REQUEST:
Transcribe all of the material exactly.
>> Start EXTRACTED DATA
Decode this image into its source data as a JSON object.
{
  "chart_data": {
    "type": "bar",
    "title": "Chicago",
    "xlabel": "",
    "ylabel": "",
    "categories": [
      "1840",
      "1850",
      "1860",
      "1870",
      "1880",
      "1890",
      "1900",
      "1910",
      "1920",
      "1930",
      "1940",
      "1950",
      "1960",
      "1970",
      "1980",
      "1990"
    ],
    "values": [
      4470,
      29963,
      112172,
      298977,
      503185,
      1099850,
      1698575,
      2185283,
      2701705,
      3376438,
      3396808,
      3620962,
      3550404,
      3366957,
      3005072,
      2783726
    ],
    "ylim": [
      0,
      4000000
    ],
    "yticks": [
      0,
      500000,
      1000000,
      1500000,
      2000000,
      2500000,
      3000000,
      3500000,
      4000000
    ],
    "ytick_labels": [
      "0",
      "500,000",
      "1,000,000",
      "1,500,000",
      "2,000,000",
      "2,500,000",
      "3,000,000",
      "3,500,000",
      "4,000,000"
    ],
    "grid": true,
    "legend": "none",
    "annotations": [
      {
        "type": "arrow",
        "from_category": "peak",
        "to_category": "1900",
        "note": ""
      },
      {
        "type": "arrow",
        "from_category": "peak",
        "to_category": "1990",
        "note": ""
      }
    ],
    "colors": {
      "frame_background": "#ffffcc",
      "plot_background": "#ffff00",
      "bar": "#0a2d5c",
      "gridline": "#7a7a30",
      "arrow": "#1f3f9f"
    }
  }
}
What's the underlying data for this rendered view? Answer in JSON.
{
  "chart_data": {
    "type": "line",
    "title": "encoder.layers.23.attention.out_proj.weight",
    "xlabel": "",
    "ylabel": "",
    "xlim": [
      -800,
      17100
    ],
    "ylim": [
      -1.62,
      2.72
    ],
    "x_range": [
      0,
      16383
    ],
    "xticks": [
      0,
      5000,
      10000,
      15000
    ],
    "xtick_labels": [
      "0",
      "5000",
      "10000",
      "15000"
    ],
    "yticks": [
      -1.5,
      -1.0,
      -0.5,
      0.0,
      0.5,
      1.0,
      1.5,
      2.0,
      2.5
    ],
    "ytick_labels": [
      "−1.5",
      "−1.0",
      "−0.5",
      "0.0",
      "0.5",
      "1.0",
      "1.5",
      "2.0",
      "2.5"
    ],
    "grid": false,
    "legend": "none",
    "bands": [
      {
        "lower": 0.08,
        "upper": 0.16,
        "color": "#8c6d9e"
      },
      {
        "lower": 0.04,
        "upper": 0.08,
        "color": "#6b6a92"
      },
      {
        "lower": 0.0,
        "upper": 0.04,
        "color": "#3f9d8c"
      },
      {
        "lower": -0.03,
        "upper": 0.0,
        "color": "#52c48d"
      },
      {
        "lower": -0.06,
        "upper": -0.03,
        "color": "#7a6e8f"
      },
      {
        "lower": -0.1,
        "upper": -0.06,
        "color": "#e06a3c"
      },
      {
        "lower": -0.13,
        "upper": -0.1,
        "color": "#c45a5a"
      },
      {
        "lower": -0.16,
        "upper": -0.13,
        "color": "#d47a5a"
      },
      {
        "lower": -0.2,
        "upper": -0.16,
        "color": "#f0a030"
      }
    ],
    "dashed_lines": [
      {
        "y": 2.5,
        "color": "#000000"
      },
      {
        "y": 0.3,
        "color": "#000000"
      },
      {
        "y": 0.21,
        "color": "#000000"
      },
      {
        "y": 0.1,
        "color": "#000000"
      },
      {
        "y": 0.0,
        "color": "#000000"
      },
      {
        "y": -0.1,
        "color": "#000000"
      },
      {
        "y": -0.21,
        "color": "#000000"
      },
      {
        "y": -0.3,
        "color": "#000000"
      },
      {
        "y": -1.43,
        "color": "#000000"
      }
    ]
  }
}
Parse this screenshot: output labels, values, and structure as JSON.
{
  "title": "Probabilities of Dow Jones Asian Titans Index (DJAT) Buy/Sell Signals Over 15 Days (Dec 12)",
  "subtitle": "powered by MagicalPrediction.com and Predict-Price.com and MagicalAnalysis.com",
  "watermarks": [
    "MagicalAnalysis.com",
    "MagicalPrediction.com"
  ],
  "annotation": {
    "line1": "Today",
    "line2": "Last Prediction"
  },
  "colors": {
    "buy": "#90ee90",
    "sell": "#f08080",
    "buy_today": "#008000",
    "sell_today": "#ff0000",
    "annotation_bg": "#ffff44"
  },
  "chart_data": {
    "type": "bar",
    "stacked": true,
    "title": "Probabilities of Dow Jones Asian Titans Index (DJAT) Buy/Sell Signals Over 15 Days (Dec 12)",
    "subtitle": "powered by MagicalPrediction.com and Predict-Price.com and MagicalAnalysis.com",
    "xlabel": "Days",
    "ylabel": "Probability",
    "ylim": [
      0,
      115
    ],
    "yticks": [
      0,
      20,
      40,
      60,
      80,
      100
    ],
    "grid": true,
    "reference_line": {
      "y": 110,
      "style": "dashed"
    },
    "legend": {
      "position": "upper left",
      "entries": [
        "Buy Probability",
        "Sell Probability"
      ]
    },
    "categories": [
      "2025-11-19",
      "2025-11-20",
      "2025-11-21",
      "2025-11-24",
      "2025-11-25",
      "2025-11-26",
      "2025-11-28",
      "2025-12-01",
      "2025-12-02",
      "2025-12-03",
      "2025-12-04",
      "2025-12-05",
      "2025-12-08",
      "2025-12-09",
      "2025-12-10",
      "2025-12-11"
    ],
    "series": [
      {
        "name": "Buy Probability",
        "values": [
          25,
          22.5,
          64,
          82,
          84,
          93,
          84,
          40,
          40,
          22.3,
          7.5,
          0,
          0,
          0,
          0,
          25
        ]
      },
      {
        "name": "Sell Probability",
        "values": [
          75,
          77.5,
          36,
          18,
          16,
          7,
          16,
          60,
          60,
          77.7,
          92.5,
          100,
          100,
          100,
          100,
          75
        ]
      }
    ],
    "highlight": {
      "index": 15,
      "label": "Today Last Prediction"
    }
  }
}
>> End EXTRACTED DATA
WORKED ANSWER:
Decode this image into its source data as a JSON object.
{
  "chart_data": {
    "type": "bar",
    "title": "Chicago",
    "xlabel": "",
    "ylabel": "",
    "categories": [
      "1840",
      "1850",
      "1860",
      "1870",
      "1880",
      "1890",
      "1900",
      "1910",
      "1920",
      "1930",
      "1940",
      "1950",
      "1960",
      "1970",
      "1980",
      "1990"
    ],
    "values": [
      4470,
      29963,
      112172,
      298977,
      503185,
      1099850,
      1698575,
      2185283,
      2701705,
      3376438,
      3396808,
      3620962,
      3550404,
      3366957,
      3005072,
      2783726
    ],
    "ylim": [
      0,
      4000000
    ],
    "yticks": [
      0,
      500000,
      1000000,
      1500000,
      2000000,
      2500000,
      3000000,
      3500000,
      4000000
    ],
    "ytick_labels": [
      "0",
      "500,000",
      "1,000,000",
      "1,500,000",
      "2,000,000",
      "2,500,000",
      "3,000,000",
      "3,500,000",
      "4,000,000"
    ],
    "grid": true,
    "legend": "none",
    "annotations": [
      {
        "type": "arrow",
        "from_category": "peak",
        "to_category": "1900",
        "note": ""
      },
      {
        "type": "arrow",
        "from_category": "peak",
        "to_category": "1990",
        "note": ""
      }
    ],
    "colors": {
      "frame_background": "#ffffcc",
      "plot_background": "#ffff00",
      "bar": "#0a2d5c",
      "gridline": "#7a7a30",
      "arrow": "#1f3f9f"
    }
  }
}
What's the underlying data for this rendered view? Answer in JSON.
{
  "chart_data": {
    "type": "line",
    "title": "encoder.layers.23.attention.out_proj.weight",
    "xlabel": "",
    "ylabel": "",
    "xlim": [
      -800,
      17100
    ],
    "ylim": [
      -1.62,
      2.72
    ],
    "x_range": [
      0,
      16383
    ],
    "xticks": [
      0,
      5000,
      10000,
      15000
    ],
    "xtick_labels": [
      "0",
      "5000",
      "10000",
      "15000"
    ],
    "yticks": [
      -1.5,
      -1.0,
      -0.5,
      0.0,
      0.5,
      1.0,
      1.5,
      2.0,
      2.5
    ],
    "ytick_labels": [
      "−1.5",
      "−1.0",
      "−0.5",
      "0.0",
      "0.5",
      "1.0",
      "1.5",
      "2.0",
      "2.5"
    ],
    "grid": false,
    "legend": "none",
    "bands": [
      {
        "lower": 0.08,
        "upper": 0.16,
        "color": "#8c6d9e"
      },
      {
        "lower": 0.04,
        "upper": 0.08,
        "color": "#6b6a92"
      },
      {
        "lower": 0.0,
        "upper": 0.04,
        "color": "#3f9d8c"
      },
      {
        "lower": -0.03,
        "upper": 0.0,
        "color": "#52c48d"
      },
      {
        "lower": -0.06,
        "upper": -0.03,
        "color": "#7a6e8f"
      },
      {
        "lower": -0.1,
        "upper": -0.06,
        "color": "#e06a3c"
      },
      {
        "lower": -0.13,
        "upper": -0.1,
        "color": "#c45a5a"
      },
      {
        "lower": -0.16,
        "upper": -0.13,
        "color": "#d47a5a"
      },
      {
        "lower": -0.2,
        "upper": -0.16,
        "color": "#f0a030"
      }
    ],
    "dashed_lines": [
      {
        "y": 2.5,
        "color": "#000000"
      },
      {
        "y": 0.3,
        "color": "#000000"
      },
      {
        "y": 0.21,
        "color": "#000000"
      },
      {
        "y": 0.1,
        "color": "#000000"
      },
      {
        "y": 0.0,
        "color": "#000000"
      },
      {
        "y": -0.1,
        "color": "#000000"
      },
      {
        "y": -0.21,
        "color": "#000000"
      },
      {
        "y": -0.3,
        "color": "#000000"
      },
      {
        "y": -1.43,
        "color": "#000000"
      }
    ]
  }
}
Parse this screenshot: output labels, values, and structure as JSON.
{
  "title": "Probabilities of Dow Jones Asian Titans Index (DJAT) Buy/Sell Signals Over 15 Days (Dec 12)",
  "subtitle": "powered by MagicalPrediction.com and Predict-Price.com and MagicalAnalysis.com",
  "watermarks": [
    "MagicalAnalysis.com",
    "MagicalPrediction.com"
  ],
  "annotation": {
    "line1": "Today",
    "line2": "Last Prediction"
  },
  "colors": {
    "buy": "#90ee90",
    "sell": "#f08080",
    "buy_today": "#008000",
    "sell_today": "#ff0000",
    "annotation_bg": "#ffff44"
  },
  "chart_data": {
    "type": "bar",
    "stacked": true,
    "title": "Probabilities of Dow Jones Asian Titans Index (DJAT) Buy/Sell Signals Over 15 Days (Dec 12)",
    "subtitle": "powered by MagicalPrediction.com and Predict-Price.com and MagicalAnalysis.com",
    "xlabel": "Days",
    "ylabel": "Probability",
    "ylim": [
      0,
      115
    ],
    "yticks": [
      0,
      20,
      40,
      60,
      80,
      100
    ],
    "grid": true,
    "reference_line": {
      "y": 110,
      "style": "dashed"
    },
    "legend": {
      "position": "upper left",
      "entries": [
        "Buy Probability",
        "Sell Probability"
      ]
    },
    "categories": [
      "2025-11-19",
      "2025-11-20",
      "2025-11-21",
      "2025-11-24",
      "2025-11-25",
      "2025-11-26",
      "2025-11-28",
      "2025-12-01",
      "2025-12-02",
      "2025-12-03",
      "2025-12-04",
      "2025-12-05",
      "2025-12-08",
      "2025-12-09",
      "2025-12-10",
      "2025-12-11"
    ],
    "series": [
      {
        "name": "Buy Probability",
        "values": [
          25,
          22.5,
          64,
          82,
          84,
          93,
          84,
          40,
          40,
          22.3,
          7.5,
          0,
          0,
          0,
          0,
          25
        ]
      },
      {
        "name": "Sell Probability",
        "values": [
          75,
          77.5,
          36,
          18,
          16,
          7,
          16,
          60,
          60,
          77.7,
          92.5,
          100,
          100,
          100,
          100,
          75
        ]
      }
    ],
    "highlight": {
      "index": 15,
      "label": "Today Last Prediction"
    }
  }
}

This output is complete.